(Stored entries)
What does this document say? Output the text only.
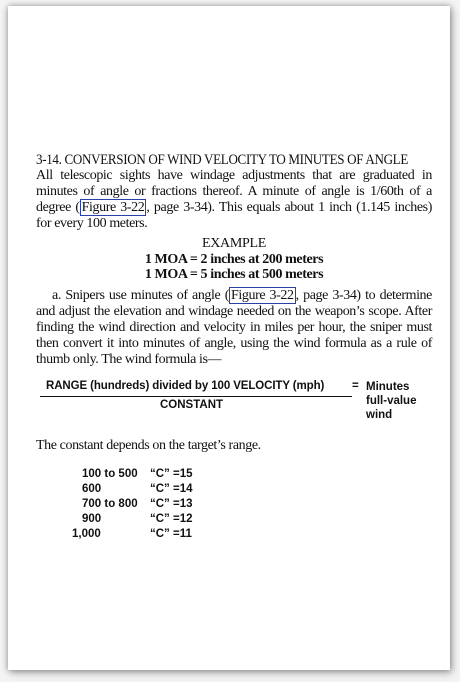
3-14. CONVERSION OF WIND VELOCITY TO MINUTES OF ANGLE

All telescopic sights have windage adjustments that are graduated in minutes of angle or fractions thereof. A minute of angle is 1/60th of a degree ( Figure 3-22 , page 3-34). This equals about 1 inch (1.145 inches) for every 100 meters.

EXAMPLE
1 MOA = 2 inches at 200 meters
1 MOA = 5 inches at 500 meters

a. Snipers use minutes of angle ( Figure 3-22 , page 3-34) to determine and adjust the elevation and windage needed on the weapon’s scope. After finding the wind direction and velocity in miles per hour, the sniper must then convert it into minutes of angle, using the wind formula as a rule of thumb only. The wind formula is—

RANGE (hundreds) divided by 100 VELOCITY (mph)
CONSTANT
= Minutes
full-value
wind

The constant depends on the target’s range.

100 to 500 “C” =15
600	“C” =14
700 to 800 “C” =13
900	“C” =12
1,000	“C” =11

- Task -
Your task is to return the entries above exactly, with no pictures.

- Result of the exercise -
What does this document say? Output the text only.
3-14. CONVERSION OF WIND VELOCITY TO MINUTES OF ANGLE

All telescopic sights have windage adjustments that are graduated in minutes of angle or fractions thereof. A minute of angle is 1/60th of a degree ( Figure 3-22 , page 3-34). This equals about 1 inch (1.145 inches) for every 100 meters.

EXAMPLE
1 MOA = 2 inches at 200 meters
1 MOA = 5 inches at 500 meters

a. Snipers use minutes of angle ( Figure 3-22 , page 3-34) to determine and adjust the elevation and windage needed on the weapon’s scope. After finding the wind direction and velocity in miles per hour, the sniper must then convert it into minutes of angle, using the wind formula as a rule of thumb only. The wind formula is—

RANGE (hundreds) divided by 100 VELOCITY (mph)
CONSTANT
= Minutes
full-value
wind

The constant depends on the target’s range.

100 to 500 “C” =15
600	“C” =14
700 to 800 “C” =13
900	“C” =12
1,000	“C” =11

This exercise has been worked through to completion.